**AIM**
Copy each record exactly as it reads, leaving out any pictures it holds.

⁂

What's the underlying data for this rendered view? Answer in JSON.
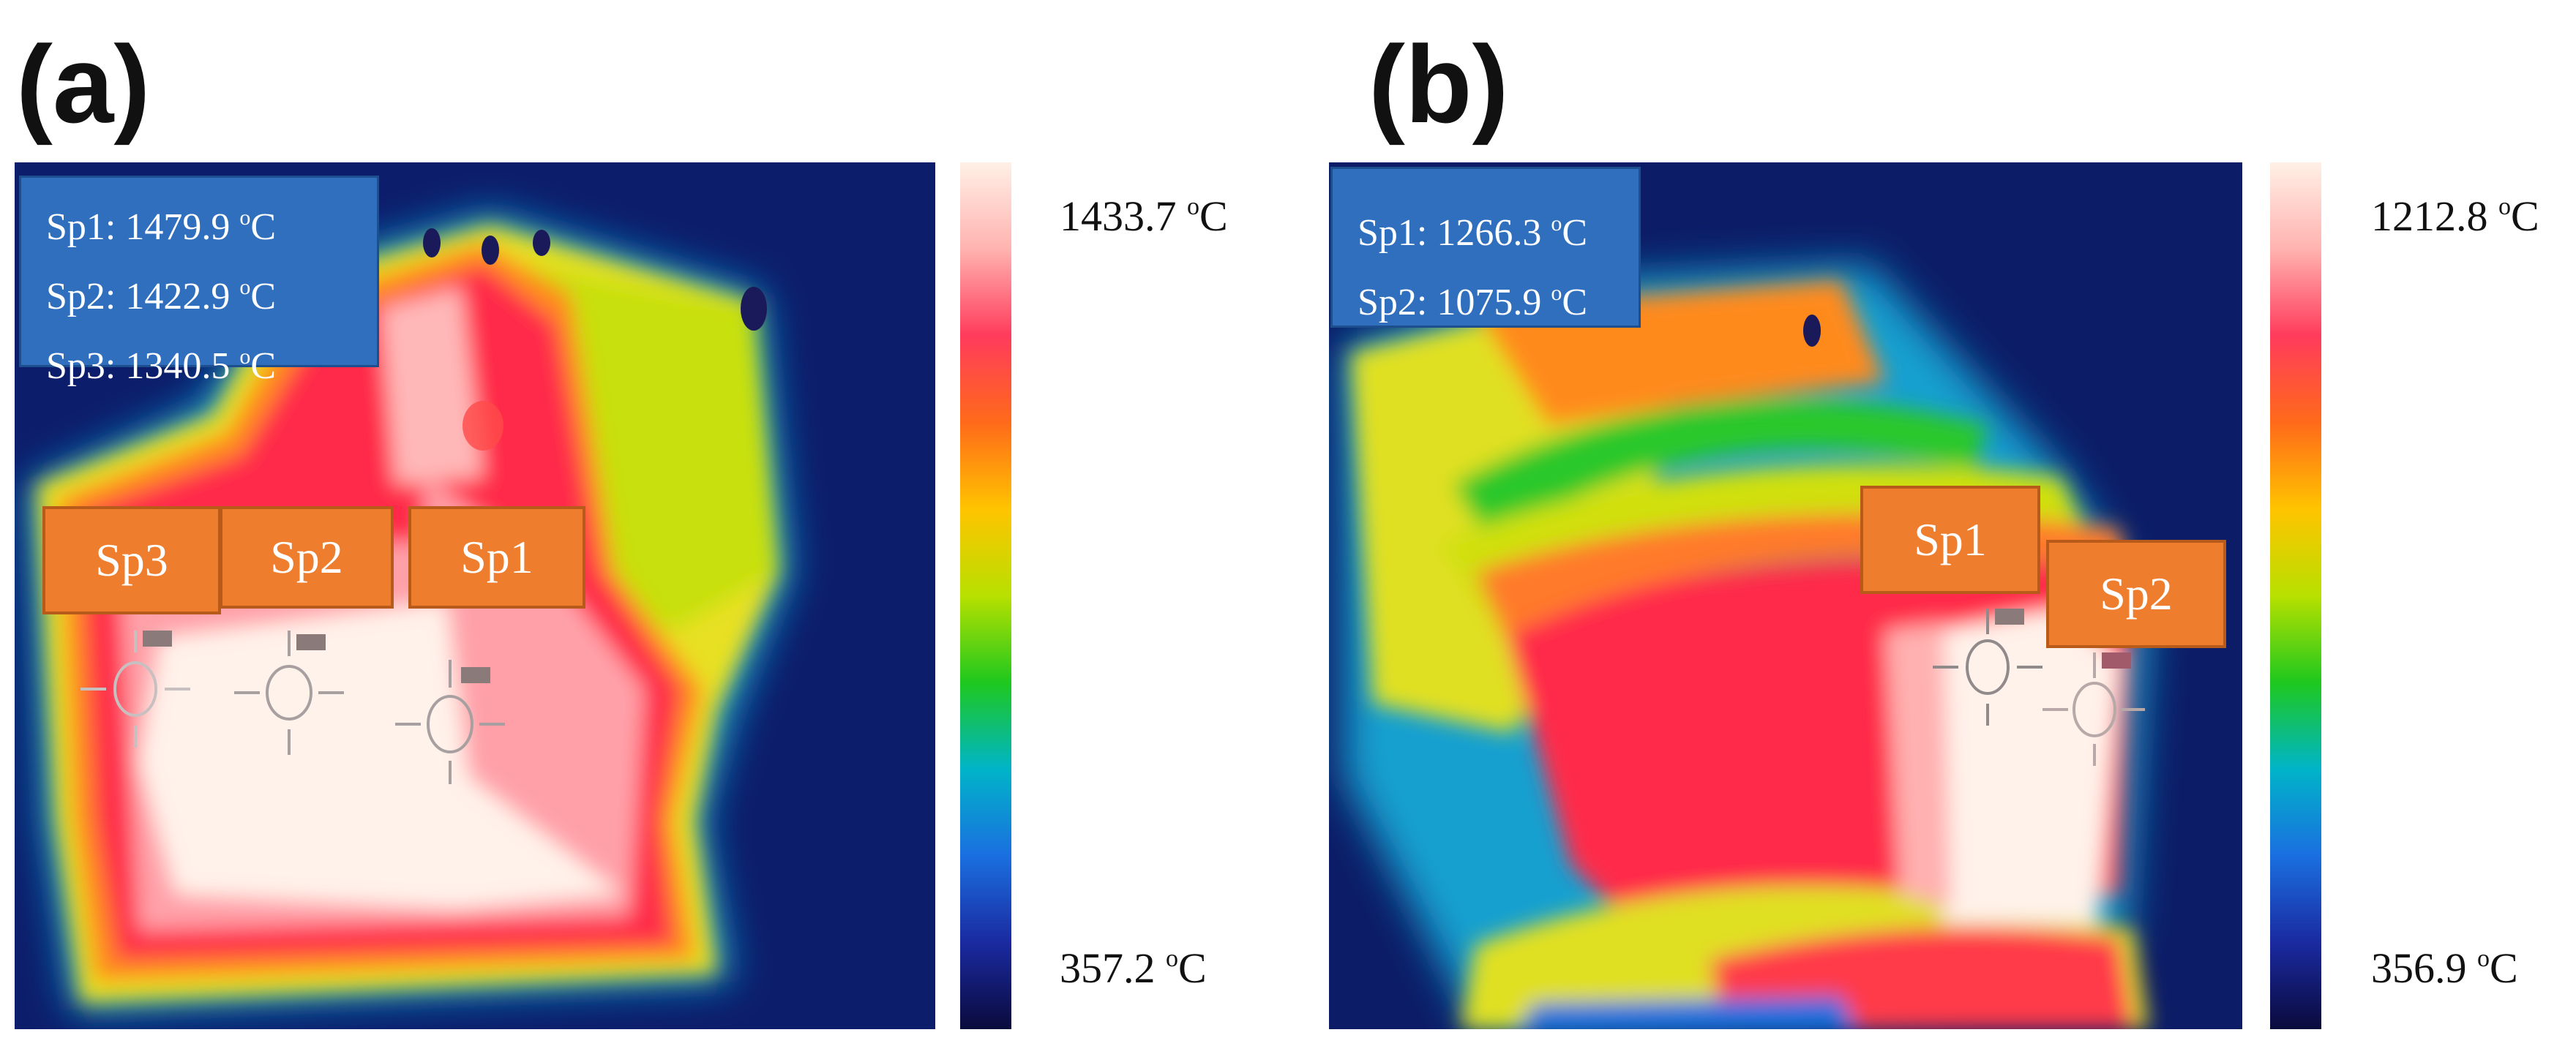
{
  "panels": [
    {
      "letter": "(a)",
      "readouts": [
        {
          "label": "Sp1: 1479.9 ",
          "unit_sup": "o",
          "unit": "C"
        },
        {
          "label": "Sp2: 1422.9 ",
          "unit_sup": "o",
          "unit": "C"
        },
        {
          "label": "Sp3: 1340.5 ",
          "unit_sup": "o",
          "unit": "C"
        }
      ],
      "spot_tags": [
        "Sp3",
        "Sp2",
        "Sp1"
      ],
      "colorbar": {
        "max_value": "1433.7 ",
        "max_sup": "o",
        "max_unit": "C",
        "min_value": "357.2 ",
        "min_sup": "o",
        "min_unit": "C"
      }
    },
    {
      "letter": "(b)",
      "readouts": [
        {
          "label": "Sp1: 1266.3 ",
          "unit_sup": "o",
          "unit": "C"
        },
        {
          "label": "Sp2: 1075.9 ",
          "unit_sup": "o",
          "unit": "C"
        }
      ],
      "spot_tags": [
        "Sp1",
        "Sp2"
      ],
      "colorbar": {
        "max_value": "1212.8 ",
        "max_sup": "o",
        "max_unit": "C",
        "min_value": "356.9 ",
        "min_sup": "o",
        "min_unit": "C"
      }
    }
  ],
  "colormap": [
    "#fff0e6",
    "#ffb3b0",
    "#ff3b5c",
    "#ff6a1a",
    "#ffc400",
    "#b8e000",
    "#1ec81e",
    "#00b4c8",
    "#1a6fe0",
    "#1a2aa0",
    "#0a0a3c"
  ],
  "marker_labels_a": [
    "Sp3",
    "Sp2",
    "Sp1"
  ],
  "marker_labels_b": [
    "Sp1",
    "Sp2"
  ]
}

⁂

**EXERCISE RESULT**
What's the underlying data for this rendered view? Answer in JSON.
{
  "panels": [
    {
      "letter": "(a)",
      "readouts": [
        {
          "label": "Sp1: 1479.9 ",
          "unit_sup": "o",
          "unit": "C"
        },
        {
          "label": "Sp2: 1422.9 ",
          "unit_sup": "o",
          "unit": "C"
        },
        {
          "label": "Sp3: 1340.5 ",
          "unit_sup": "o",
          "unit": "C"
        }
      ],
      "spot_tags": [
        "Sp3",
        "Sp2",
        "Sp1"
      ],
      "colorbar": {
        "max_value": "1433.7 ",
        "max_sup": "o",
        "max_unit": "C",
        "min_value": "357.2 ",
        "min_sup": "o",
        "min_unit": "C"
      }
    },
    {
      "letter": "(b)",
      "readouts": [
        {
          "label": "Sp1: 1266.3 ",
          "unit_sup": "o",
          "unit": "C"
        },
        {
          "label": "Sp2: 1075.9 ",
          "unit_sup": "o",
          "unit": "C"
        }
      ],
      "spot_tags": [
        "Sp1",
        "Sp2"
      ],
      "colorbar": {
        "max_value": "1212.8 ",
        "max_sup": "o",
        "max_unit": "C",
        "min_value": "356.9 ",
        "min_sup": "o",
        "min_unit": "C"
      }
    }
  ],
  "colormap": [
    "#fff0e6",
    "#ffb3b0",
    "#ff3b5c",
    "#ff6a1a",
    "#ffc400",
    "#b8e000",
    "#1ec81e",
    "#00b4c8",
    "#1a6fe0",
    "#1a2aa0",
    "#0a0a3c"
  ],
  "marker_labels_a": [
    "Sp3",
    "Sp2",
    "Sp1"
  ],
  "marker_labels_b": [
    "Sp1",
    "Sp2"
  ]
}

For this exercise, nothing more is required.